** Written task **
In the following material, identify every line holding the string "thôi" and return it.

[Dataset rows]

"""

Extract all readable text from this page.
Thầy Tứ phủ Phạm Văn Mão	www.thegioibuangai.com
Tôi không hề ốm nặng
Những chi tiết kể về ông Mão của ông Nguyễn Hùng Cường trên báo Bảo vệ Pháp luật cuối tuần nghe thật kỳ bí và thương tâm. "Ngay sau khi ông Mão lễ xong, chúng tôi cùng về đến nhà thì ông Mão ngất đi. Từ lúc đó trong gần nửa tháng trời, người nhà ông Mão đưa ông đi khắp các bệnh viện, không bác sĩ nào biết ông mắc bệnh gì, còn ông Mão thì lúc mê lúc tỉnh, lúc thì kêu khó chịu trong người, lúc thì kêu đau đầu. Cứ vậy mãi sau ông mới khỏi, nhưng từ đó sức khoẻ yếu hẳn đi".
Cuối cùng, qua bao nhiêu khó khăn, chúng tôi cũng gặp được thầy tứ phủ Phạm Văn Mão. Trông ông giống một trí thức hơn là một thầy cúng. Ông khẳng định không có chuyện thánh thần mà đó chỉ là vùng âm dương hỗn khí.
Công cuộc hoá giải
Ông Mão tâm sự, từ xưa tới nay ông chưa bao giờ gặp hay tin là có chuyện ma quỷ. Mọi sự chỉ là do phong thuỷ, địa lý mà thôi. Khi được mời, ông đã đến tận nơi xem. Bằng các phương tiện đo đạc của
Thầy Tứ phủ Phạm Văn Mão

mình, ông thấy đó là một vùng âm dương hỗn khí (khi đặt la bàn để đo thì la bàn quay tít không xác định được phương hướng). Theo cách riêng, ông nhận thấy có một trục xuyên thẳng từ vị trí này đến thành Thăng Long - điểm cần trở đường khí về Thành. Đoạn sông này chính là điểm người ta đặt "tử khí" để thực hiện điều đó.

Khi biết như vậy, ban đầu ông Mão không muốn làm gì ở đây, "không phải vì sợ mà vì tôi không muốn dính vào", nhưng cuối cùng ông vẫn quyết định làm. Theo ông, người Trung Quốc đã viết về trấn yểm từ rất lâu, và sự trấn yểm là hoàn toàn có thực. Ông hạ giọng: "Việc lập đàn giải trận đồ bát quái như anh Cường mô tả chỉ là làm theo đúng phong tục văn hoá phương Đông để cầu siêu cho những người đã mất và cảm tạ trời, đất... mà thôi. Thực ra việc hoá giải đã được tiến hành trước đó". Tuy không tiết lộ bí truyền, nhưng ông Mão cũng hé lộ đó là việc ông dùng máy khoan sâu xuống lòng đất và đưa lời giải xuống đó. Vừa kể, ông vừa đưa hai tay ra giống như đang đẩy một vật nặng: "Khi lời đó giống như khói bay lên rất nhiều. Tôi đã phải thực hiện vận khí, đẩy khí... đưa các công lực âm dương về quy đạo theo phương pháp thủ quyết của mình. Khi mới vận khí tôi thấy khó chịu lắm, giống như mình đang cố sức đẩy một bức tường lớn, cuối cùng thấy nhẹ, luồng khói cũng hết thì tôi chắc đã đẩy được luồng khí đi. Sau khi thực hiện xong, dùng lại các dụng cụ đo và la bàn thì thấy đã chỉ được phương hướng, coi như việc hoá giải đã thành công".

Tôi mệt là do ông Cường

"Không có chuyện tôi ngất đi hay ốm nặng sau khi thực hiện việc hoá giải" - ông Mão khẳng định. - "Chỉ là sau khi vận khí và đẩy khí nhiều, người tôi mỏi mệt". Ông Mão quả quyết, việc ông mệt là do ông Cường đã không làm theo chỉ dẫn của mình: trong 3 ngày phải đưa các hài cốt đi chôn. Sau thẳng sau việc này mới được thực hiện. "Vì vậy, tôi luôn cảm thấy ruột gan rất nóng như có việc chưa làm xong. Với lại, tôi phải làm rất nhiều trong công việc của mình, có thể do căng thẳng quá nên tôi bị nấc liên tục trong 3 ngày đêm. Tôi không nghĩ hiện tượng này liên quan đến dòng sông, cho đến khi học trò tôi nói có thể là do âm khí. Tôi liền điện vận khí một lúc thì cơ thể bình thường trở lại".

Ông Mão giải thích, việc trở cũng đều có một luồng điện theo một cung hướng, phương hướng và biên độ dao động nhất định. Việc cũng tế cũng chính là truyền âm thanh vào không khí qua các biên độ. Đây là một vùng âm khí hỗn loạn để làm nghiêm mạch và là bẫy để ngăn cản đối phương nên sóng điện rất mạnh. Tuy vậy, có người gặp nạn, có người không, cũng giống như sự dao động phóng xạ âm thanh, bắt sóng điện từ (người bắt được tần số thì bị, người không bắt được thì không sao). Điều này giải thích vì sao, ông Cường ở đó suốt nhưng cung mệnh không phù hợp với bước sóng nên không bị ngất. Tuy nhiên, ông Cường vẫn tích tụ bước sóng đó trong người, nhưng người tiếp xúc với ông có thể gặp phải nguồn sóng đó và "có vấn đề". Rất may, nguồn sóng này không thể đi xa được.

"""

** Expected output **
Ông Mão tâm sự, từ xưa tới nay ông chưa bao giờ gặp hay tin là có chuyện ma quỷ. Mọi sự chỉ là do phong thuỷ, địa lý mà thôi. Khi được mời, ông đã đến tận nơi xem. Bằng các phương tiện đo đạc của
Khi biết như vậy, ban đầu ông Mão không muốn làm gì ở đây, "không phải vì sợ mà vì tôi không muốn dính vào", nhưng cuối cùng ông vẫn quyết định làm. Theo ông, người Trung Quốc đã viết về trấn yểm từ rất lâu, và sự trấn yểm là hoàn toàn có thực. Ông hạ giọng: "Việc lập đàn giải trận đồ bát quái như anh Cường mô tả chỉ là làm theo đúng phong tục văn hoá phương Đông để cầu siêu cho những người đã mất và cảm tạ trời, đất... mà thôi. Thực ra việc hoá giải đã được tiến hành trước đó". Tuy không tiết lộ bí truyền, nhưng ông Mão cũng hé lộ đó là việc ông dùng máy khoan sâu xuống lòng đất và đưa lời giải xuống đó. Vừa kể, ông vừa đưa hai tay ra giống như đang đẩy một vật nặng: "Khi lời đó giống như khói bay lên rất nhiều. Tôi đã phải thực hiện vận khí, đẩy khí... đưa các công lực âm dương về quy đạo theo phương pháp thủ quyết của mình. Khi mới vận khí tôi thấy khó chịu lắm, giống như mình đang cố sức đẩy một bức tường lớn, cuối cùng thấy nhẹ, luồng khói cũng hết thì tôi chắc đã đẩy được luồng khí đi. Sau khi thực hiện xong, dùng lại các dụng cụ đo và la bàn thì thấy đã chỉ được phương hướng, coi như việc hoá giải đã thành công".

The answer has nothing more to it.